(WHAT IS BEING ASKED): Copy the records below exactly, leaving out any pictures.

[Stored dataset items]
>> Begin

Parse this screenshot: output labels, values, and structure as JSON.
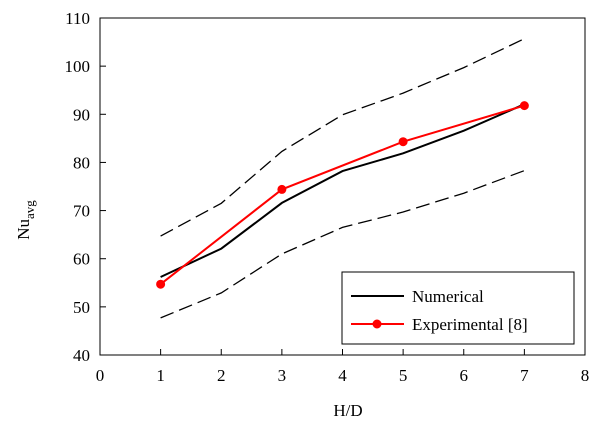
{
  "chart_data": {
    "type": "line",
    "xlabel": "H/D",
    "ylabel": "Nu",
    "ylabel_sub": "avg",
    "xlim": [
      0,
      8
    ],
    "ylim": [
      40,
      110
    ],
    "x_ticks": [
      0,
      1,
      2,
      3,
      4,
      5,
      6,
      7,
      8
    ],
    "y_ticks": [
      40,
      50,
      60,
      70,
      80,
      90,
      100,
      110
    ],
    "grid": false,
    "legend_position": "bottom-right",
    "series": [
      {
        "name": "Numerical",
        "color": "#000000",
        "marker": "none",
        "dash": "solid",
        "in_legend": true,
        "x": [
          1,
          2,
          3,
          4,
          5,
          6,
          7
        ],
        "y": [
          56.2,
          62.1,
          71.6,
          78.2,
          81.9,
          86.6,
          92.1
        ]
      },
      {
        "name": "Experimental [8]",
        "color": "#ff0000",
        "marker": "circle",
        "dash": "solid",
        "in_legend": true,
        "x": [
          1,
          3,
          5,
          7
        ],
        "y": [
          54.7,
          74.4,
          84.3,
          91.8
        ]
      },
      {
        "name": "",
        "color": "#000000",
        "marker": "none",
        "dash": "dashed",
        "in_legend": false,
        "x": [
          1,
          2,
          3,
          4,
          5,
          6,
          7
        ],
        "y": [
          64.7,
          71.5,
          82.3,
          89.9,
          94.4,
          99.7,
          105.7
        ]
      },
      {
        "name": "",
        "color": "#000000",
        "marker": "none",
        "dash": "dashed",
        "in_legend": false,
        "x": [
          1,
          2,
          3,
          4,
          5,
          6,
          7
        ],
        "y": [
          47.7,
          52.9,
          61.0,
          66.5,
          69.7,
          73.6,
          78.3
        ]
      }
    ]
  }
}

>> End

(RESULT):
Parse this screenshot: output labels, values, and structure as JSON.
{
  "chart_data": {
    "type": "line",
    "xlabel": "H/D",
    "ylabel": "Nu",
    "ylabel_sub": "avg",
    "xlim": [
      0,
      8
    ],
    "ylim": [
      40,
      110
    ],
    "x_ticks": [
      0,
      1,
      2,
      3,
      4,
      5,
      6,
      7,
      8
    ],
    "y_ticks": [
      40,
      50,
      60,
      70,
      80,
      90,
      100,
      110
    ],
    "grid": false,
    "legend_position": "bottom-right",
    "series": [
      {
        "name": "Numerical",
        "color": "#000000",
        "marker": "none",
        "dash": "solid",
        "in_legend": true,
        "x": [
          1,
          2,
          3,
          4,
          5,
          6,
          7
        ],
        "y": [
          56.2,
          62.1,
          71.6,
          78.2,
          81.9,
          86.6,
          92.1
        ]
      },
      {
        "name": "Experimental [8]",
        "color": "#ff0000",
        "marker": "circle",
        "dash": "solid",
        "in_legend": true,
        "x": [
          1,
          3,
          5,
          7
        ],
        "y": [
          54.7,
          74.4,
          84.3,
          91.8
        ]
      },
      {
        "name": "",
        "color": "#000000",
        "marker": "none",
        "dash": "dashed",
        "in_legend": false,
        "x": [
          1,
          2,
          3,
          4,
          5,
          6,
          7
        ],
        "y": [
          64.7,
          71.5,
          82.3,
          89.9,
          94.4,
          99.7,
          105.7
        ]
      },
      {
        "name": "",
        "color": "#000000",
        "marker": "none",
        "dash": "dashed",
        "in_legend": false,
        "x": [
          1,
          2,
          3,
          4,
          5,
          6,
          7
        ],
        "y": [
          47.7,
          52.9,
          61.0,
          66.5,
          69.7,
          73.6,
          78.3
        ]
      }
    ]
  }
}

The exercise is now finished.